» Written exercise
In full and without alteration, repeat the material.

— begin Available records —

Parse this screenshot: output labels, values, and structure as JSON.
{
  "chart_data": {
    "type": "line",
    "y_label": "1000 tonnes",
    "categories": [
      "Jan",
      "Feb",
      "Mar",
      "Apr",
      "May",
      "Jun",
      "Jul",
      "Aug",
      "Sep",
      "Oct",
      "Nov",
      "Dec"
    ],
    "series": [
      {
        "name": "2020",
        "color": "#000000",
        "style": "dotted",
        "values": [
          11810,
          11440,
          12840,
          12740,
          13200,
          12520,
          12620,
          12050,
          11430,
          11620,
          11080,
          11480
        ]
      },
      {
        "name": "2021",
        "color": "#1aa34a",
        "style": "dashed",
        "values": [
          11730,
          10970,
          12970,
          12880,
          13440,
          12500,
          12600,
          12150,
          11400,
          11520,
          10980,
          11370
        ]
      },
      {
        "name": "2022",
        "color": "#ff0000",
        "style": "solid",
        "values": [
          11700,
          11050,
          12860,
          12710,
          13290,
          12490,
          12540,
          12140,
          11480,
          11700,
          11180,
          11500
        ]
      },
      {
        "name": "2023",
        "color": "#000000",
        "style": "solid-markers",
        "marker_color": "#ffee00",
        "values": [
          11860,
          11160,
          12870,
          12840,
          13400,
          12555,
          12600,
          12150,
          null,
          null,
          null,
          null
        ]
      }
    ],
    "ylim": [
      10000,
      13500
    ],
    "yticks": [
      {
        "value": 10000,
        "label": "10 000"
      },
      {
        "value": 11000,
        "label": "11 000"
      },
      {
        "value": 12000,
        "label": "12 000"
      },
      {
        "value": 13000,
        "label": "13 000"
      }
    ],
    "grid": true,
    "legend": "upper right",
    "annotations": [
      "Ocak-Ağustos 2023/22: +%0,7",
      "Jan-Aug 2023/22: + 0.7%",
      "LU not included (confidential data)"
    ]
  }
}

— end Available records —

» Task answer
Parse this screenshot: output labels, values, and structure as JSON.
{
  "chart_data": {
    "type": "line",
    "y_label": "1000 tonnes",
    "categories": [
      "Jan",
      "Feb",
      "Mar",
      "Apr",
      "May",
      "Jun",
      "Jul",
      "Aug",
      "Sep",
      "Oct",
      "Nov",
      "Dec"
    ],
    "series": [
      {
        "name": "2020",
        "color": "#000000",
        "style": "dotted",
        "values": [
          11810,
          11440,
          12840,
          12740,
          13200,
          12520,
          12620,
          12050,
          11430,
          11620,
          11080,
          11480
        ]
      },
      {
        "name": "2021",
        "color": "#1aa34a",
        "style": "dashed",
        "values": [
          11730,
          10970,
          12970,
          12880,
          13440,
          12500,
          12600,
          12150,
          11400,
          11520,
          10980,
          11370
        ]
      },
      {
        "name": "2022",
        "color": "#ff0000",
        "style": "solid",
        "values": [
          11700,
          11050,
          12860,
          12710,
          13290,
          12490,
          12540,
          12140,
          11480,
          11700,
          11180,
          11500
        ]
      },
      {
        "name": "2023",
        "color": "#000000",
        "style": "solid-markers",
        "marker_color": "#ffee00",
        "values": [
          11860,
          11160,
          12870,
          12840,
          13400,
          12555,
          12600,
          12150,
          null,
          null,
          null,
          null
        ]
      }
    ],
    "ylim": [
      10000,
      13500
    ],
    "yticks": [
      {
        "value": 10000,
        "label": "10 000"
      },
      {
        "value": 11000,
        "label": "11 000"
      },
      {
        "value": 12000,
        "label": "12 000"
      },
      {
        "value": 13000,
        "label": "13 000"
      }
    ],
    "grid": true,
    "legend": "upper right",
    "annotations": [
      "Ocak-Ağustos 2023/22: +%0,7",
      "Jan-Aug 2023/22: + 0.7%",
      "LU not included (confidential data)"
    ]
  }
}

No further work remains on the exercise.